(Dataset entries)

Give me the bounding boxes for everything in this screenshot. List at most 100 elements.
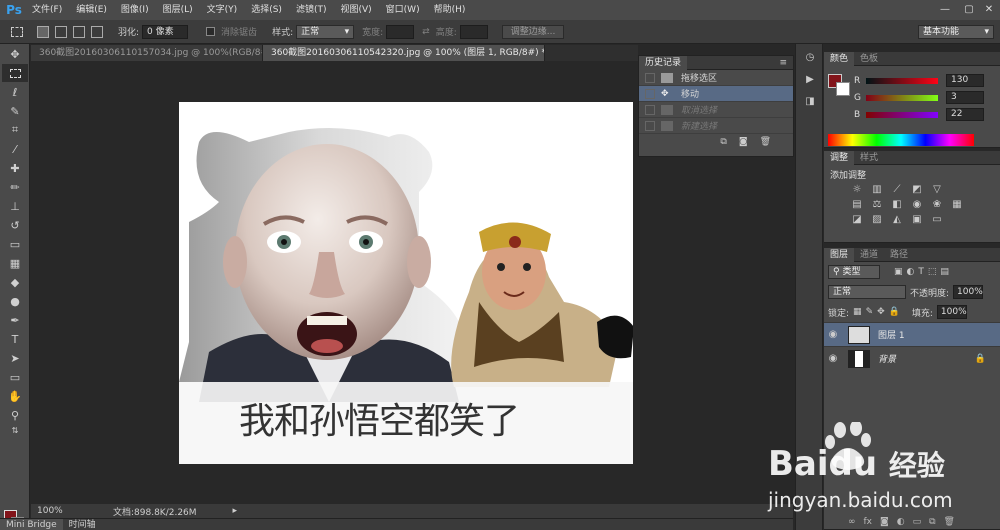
filter-adjust-icon[interactable]: ◐ (907, 267, 915, 277)
history-item[interactable]: 取消选择 (639, 102, 793, 118)
swap-icon[interactable]: ⇄ (422, 27, 430, 37)
menu-window[interactable]: 窗口(W) (379, 0, 427, 20)
brightness-icon[interactable]: ☼ (850, 184, 864, 196)
exposure-icon[interactable]: ◩ (910, 184, 924, 196)
tab-swatches[interactable]: 色板 (854, 52, 884, 66)
menu-filter[interactable]: 滤镜(T) (289, 0, 334, 20)
eye-icon[interactable]: ◉ (824, 329, 842, 340)
lock-pixels-icon[interactable]: ✎ (866, 307, 874, 317)
refine-edge-button[interactable]: 调整边缘... (501, 24, 565, 39)
gradient-tool-icon[interactable]: ▦ (2, 254, 28, 272)
history-checkbox[interactable] (645, 104, 655, 115)
blur-tool-icon[interactable]: ◆ (2, 273, 28, 291)
type-tool-icon[interactable]: T (2, 330, 28, 348)
selective-color-icon[interactable]: ▣ (910, 214, 924, 226)
menu-edit[interactable]: 编辑(E) (69, 0, 114, 20)
channel-mixer-icon[interactable]: ❀ (930, 199, 944, 211)
hue-saturation-icon[interactable]: ▤ (850, 199, 864, 211)
hand-tool-icon[interactable]: ✋ (2, 387, 28, 405)
quick-select-tool-icon[interactable]: ✎ (2, 102, 28, 120)
lock-transparent-icon[interactable]: ▦ (853, 307, 862, 317)
status-menu-icon[interactable]: ▸ (233, 506, 238, 516)
document-canvas[interactable]: 我和孙悟空都笑了 (179, 102, 633, 464)
eyedropper-tool-icon[interactable]: ⁄ (2, 140, 28, 158)
levels-icon[interactable]: ▥ (870, 184, 884, 196)
width-input[interactable] (386, 24, 415, 39)
history-item[interactable]: 拖移选区 (639, 70, 793, 86)
history-item[interactable]: 新建选择 (639, 118, 793, 134)
tab-channels[interactable]: 通道 (854, 248, 884, 262)
history-panel-icon[interactable]: ◷ (800, 50, 820, 66)
pen-tool-icon[interactable]: ✒ (2, 311, 28, 329)
path-select-tool-icon[interactable]: ➤ (2, 349, 28, 367)
filter-smart-icon[interactable]: ▤ (940, 267, 949, 277)
menu-image[interactable]: 图像(I) (114, 0, 156, 20)
dodge-tool-icon[interactable]: ● (2, 292, 28, 310)
properties-panel-icon[interactable]: ◨ (800, 94, 820, 110)
tab-document-1[interactable]: 360截图20160306110157034.jpg @ 100%(RGB/8#… (31, 45, 263, 61)
gradient-map-icon[interactable]: ▭ (930, 214, 944, 226)
color-balance-icon[interactable]: ⚖ (870, 199, 884, 211)
tab-timeline[interactable]: 时间轴 (63, 519, 102, 530)
layer-filter-select[interactable]: ⚲ 类型 (828, 265, 880, 279)
swap-colors-icon[interactable]: ⇅ (2, 425, 28, 435)
marquee-tool-preset[interactable] (0, 26, 34, 37)
trash-icon[interactable]: 🗑 (760, 137, 771, 147)
layer-row[interactable]: ◉ 背景 🔒 (824, 346, 1000, 370)
height-input[interactable] (459, 24, 488, 39)
posterize-icon[interactable]: ▨ (870, 214, 884, 226)
history-item-selected[interactable]: ✥ 移动 (639, 86, 793, 102)
move-tool-icon[interactable]: ✥ (2, 45, 28, 63)
intersect-selection-icon[interactable] (91, 25, 103, 38)
add-selection-icon[interactable] (55, 25, 67, 38)
tab-paths[interactable]: 路径 (884, 248, 914, 262)
eye-icon[interactable]: ◉ (824, 353, 842, 364)
menu-view[interactable]: 视图(V) (333, 0, 378, 20)
tab-adjustments[interactable]: 调整 (824, 150, 855, 165)
green-input[interactable]: 3 (946, 91, 984, 104)
clone-stamp-tool-icon[interactable]: ⊥ (2, 197, 28, 215)
feather-input[interactable]: 0 像素 (142, 24, 189, 39)
crop-tool-icon[interactable]: ⌗ (2, 121, 28, 139)
layer-row[interactable]: ◉ 图层 1 (824, 322, 1000, 346)
red-slider[interactable] (866, 77, 938, 84)
tab-styles[interactable]: 样式 (854, 151, 884, 165)
new-document-from-state-icon[interactable]: ⧉ (720, 137, 726, 147)
tab-layers[interactable]: 图层 (824, 247, 855, 262)
menu-file[interactable]: 文件(F) (25, 0, 69, 20)
vibrance-icon[interactable]: ▽ (930, 184, 944, 196)
zoom-level[interactable]: 100% (37, 506, 73, 516)
eraser-tool-icon[interactable]: ▭ (2, 235, 28, 253)
background-color-swatch[interactable] (836, 82, 850, 96)
lasso-tool-icon[interactable]: ℓ (2, 83, 28, 101)
color-spectrum[interactable] (828, 134, 974, 146)
menu-type[interactable]: 文字(Y) (200, 0, 245, 20)
menu-layer[interactable]: 图层(L) (156, 0, 200, 20)
tab-mini-bridge[interactable]: Mini Bridge (0, 518, 63, 530)
healing-brush-tool-icon[interactable]: ✚ (2, 159, 28, 177)
history-checkbox[interactable] (645, 88, 655, 99)
blend-mode-select[interactable]: 正常 (828, 285, 906, 299)
subtract-selection-icon[interactable] (73, 25, 85, 38)
history-checkbox[interactable] (645, 120, 655, 131)
workspace-select[interactable]: 基本功能 ▾ (918, 24, 994, 39)
close-window-button[interactable]: ✕ (976, 0, 1000, 20)
zoom-tool-icon[interactable]: ⚲ (2, 406, 28, 424)
shape-tool-icon[interactable]: ▭ (2, 368, 28, 386)
actions-panel-icon[interactable]: ▶ (800, 72, 820, 88)
menu-select[interactable]: 选择(S) (244, 0, 289, 20)
threshold-icon[interactable]: ◭ (890, 214, 904, 226)
curves-icon[interactable]: ⟋ (890, 184, 904, 196)
menu-help[interactable]: 帮助(H) (427, 0, 473, 20)
history-brush-tool-icon[interactable]: ↺ (2, 216, 28, 234)
tab-history[interactable]: 历史记录 (639, 55, 688, 70)
history-checkbox[interactable] (645, 72, 655, 83)
tab-document-2[interactable]: 360截图20160306110542320.jpg @ 100% (图层 1,… (263, 45, 545, 61)
red-input[interactable]: 130 (946, 74, 984, 87)
new-selection-icon[interactable] (37, 25, 49, 38)
green-slider[interactable] (866, 94, 938, 101)
blue-slider[interactable] (866, 111, 938, 118)
brush-tool-icon[interactable]: ✏ (2, 178, 28, 196)
antialias-checkbox[interactable] (206, 27, 216, 36)
marquee-tool-icon[interactable] (2, 64, 28, 82)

| DIRECTIVE |
Reproduce all of the entries above verbatim, leaving out the pictures.

| FINAL ANSWER |
Give me the bounding boxes for everything in this screenshot. List at most 100 elements.
filter-adjust-icon[interactable]: ◐ (907, 267, 915, 277)
history-item[interactable]: 取消选择 (639, 102, 793, 118)
swap-icon[interactable]: ⇄ (422, 27, 430, 37)
menu-window[interactable]: 窗口(W) (379, 0, 427, 20)
brightness-icon[interactable]: ☼ (850, 184, 864, 196)
exposure-icon[interactable]: ◩ (910, 184, 924, 196)
tab-swatches[interactable]: 色板 (854, 52, 884, 66)
menu-filter[interactable]: 滤镜(T) (289, 0, 334, 20)
eye-icon[interactable]: ◉ (824, 329, 842, 340)
lock-pixels-icon[interactable]: ✎ (866, 307, 874, 317)
refine-edge-button[interactable]: 调整边缘... (501, 24, 565, 39)
gradient-tool-icon[interactable]: ▦ (2, 254, 28, 272)
history-checkbox[interactable] (645, 104, 655, 115)
blur-tool-icon[interactable]: ◆ (2, 273, 28, 291)
type-tool-icon[interactable]: T (2, 330, 28, 348)
selective-color-icon[interactable]: ▣ (910, 214, 924, 226)
menu-edit[interactable]: 编辑(E) (69, 0, 114, 20)
channel-mixer-icon[interactable]: ❀ (930, 199, 944, 211)
hue-saturation-icon[interactable]: ▤ (850, 199, 864, 211)
hand-tool-icon[interactable]: ✋ (2, 387, 28, 405)
quick-select-tool-icon[interactable]: ✎ (2, 102, 28, 120)
lock-transparent-icon[interactable]: ▦ (853, 307, 862, 317)
status-menu-icon[interactable]: ▸ (233, 506, 238, 516)
document-canvas[interactable]: 我和孙悟空都笑了 (179, 102, 633, 464)
eyedropper-tool-icon[interactable]: ⁄ (2, 140, 28, 158)
levels-icon[interactable]: ▥ (870, 184, 884, 196)
width-input[interactable] (386, 24, 415, 39)
history-item[interactable]: 拖移选区 (639, 70, 793, 86)
history-item[interactable]: 新建选择 (639, 118, 793, 134)
tab-channels[interactable]: 通道 (854, 248, 884, 262)
history-panel-icon[interactable]: ◷ (800, 50, 820, 66)
pen-tool-icon[interactable]: ✒ (2, 311, 28, 329)
path-select-tool-icon[interactable]: ➤ (2, 349, 28, 367)
filter-smart-icon[interactable]: ▤ (940, 267, 949, 277)
menu-image[interactable]: 图像(I) (114, 0, 156, 20)
dodge-tool-icon[interactable]: ● (2, 292, 28, 310)
properties-panel-icon[interactable]: ◨ (800, 94, 820, 110)
tab-document-1[interactable]: 360截图20160306110157034.jpg @ 100%(RGB/8#… (31, 45, 263, 61)
gradient-map-icon[interactable]: ▭ (930, 214, 944, 226)
color-balance-icon[interactable]: ⚖ (870, 199, 884, 211)
tab-timeline[interactable]: 时间轴 (63, 519, 102, 530)
layer-filter-select[interactable]: ⚲ 类型 (828, 265, 880, 279)
swap-colors-icon[interactable]: ⇅ (2, 425, 28, 435)
marquee-tool-preset[interactable] (0, 26, 34, 37)
trash-icon[interactable]: 🗑 (760, 137, 771, 147)
layer-row[interactable]: ◉ 背景 🔒 (824, 346, 1000, 370)
height-input[interactable] (459, 24, 488, 39)
posterize-icon[interactable]: ▨ (870, 214, 884, 226)
history-item-selected[interactable]: ✥ 移动 (639, 86, 793, 102)
move-tool-icon[interactable]: ✥ (2, 45, 28, 63)
intersect-selection-icon[interactable] (91, 25, 103, 38)
add-selection-icon[interactable] (55, 25, 67, 38)
tab-paths[interactable]: 路径 (884, 248, 914, 262)
eye-icon[interactable]: ◉ (824, 353, 842, 364)
menu-view[interactable]: 视图(V) (333, 0, 378, 20)
tab-adjustments[interactable]: 调整 (824, 150, 855, 165)
green-input[interactable]: 3 (946, 91, 984, 104)
clone-stamp-tool-icon[interactable]: ⊥ (2, 197, 28, 215)
feather-input[interactable]: 0 像素 (142, 24, 189, 39)
crop-tool-icon[interactable]: ⌗ (2, 121, 28, 139)
layer-row[interactable]: ◉ 图层 1 (824, 322, 1000, 346)
red-slider[interactable] (866, 77, 938, 84)
tab-styles[interactable]: 样式 (854, 151, 884, 165)
new-document-from-state-icon[interactable]: ⧉ (720, 137, 726, 147)
tab-layers[interactable]: 图层 (824, 247, 855, 262)
menu-file[interactable]: 文件(F) (25, 0, 69, 20)
vibrance-icon[interactable]: ▽ (930, 184, 944, 196)
zoom-level[interactable]: 100% (37, 506, 73, 516)
eraser-tool-icon[interactable]: ▭ (2, 235, 28, 253)
background-color-swatch[interactable] (836, 82, 850, 96)
lasso-tool-icon[interactable]: ℓ (2, 83, 28, 101)
color-spectrum[interactable] (828, 134, 974, 146)
menu-type[interactable]: 文字(Y) (200, 0, 245, 20)
menu-layer[interactable]: 图层(L) (156, 0, 200, 20)
tab-mini-bridge[interactable]: Mini Bridge (0, 518, 63, 530)
healing-brush-tool-icon[interactable]: ✚ (2, 159, 28, 177)
history-checkbox[interactable] (645, 88, 655, 99)
blend-mode-select[interactable]: 正常 (828, 285, 906, 299)
subtract-selection-icon[interactable] (73, 25, 85, 38)
history-checkbox[interactable] (645, 120, 655, 131)
workspace-select[interactable]: 基本功能 ▾ (918, 24, 994, 39)
close-window-button[interactable]: ✕ (976, 0, 1000, 20)
zoom-tool-icon[interactable]: ⚲ (2, 406, 28, 424)
shape-tool-icon[interactable]: ▭ (2, 368, 28, 386)
actions-panel-icon[interactable]: ▶ (800, 72, 820, 88)
menu-select[interactable]: 选择(S) (244, 0, 289, 20)
threshold-icon[interactable]: ◭ (890, 214, 904, 226)
curves-icon[interactable]: ⟋ (890, 184, 904, 196)
menu-help[interactable]: 帮助(H) (427, 0, 473, 20)
history-brush-tool-icon[interactable]: ↺ (2, 216, 28, 234)
tab-history[interactable]: 历史记录 (639, 55, 688, 70)
history-checkbox[interactable] (645, 72, 655, 83)
tab-document-2[interactable]: 360截图20160306110542320.jpg @ 100% (图层 1,… (263, 45, 545, 61)
red-input[interactable]: 130 (946, 74, 984, 87)
new-selection-icon[interactable] (37, 25, 49, 38)
green-slider[interactable] (866, 94, 938, 101)
blue-slider[interactable] (866, 111, 938, 118)
brush-tool-icon[interactable]: ✏ (2, 178, 28, 196)
antialias-checkbox[interactable] (206, 27, 216, 36)
marquee-tool-icon[interactable] (2, 64, 28, 82)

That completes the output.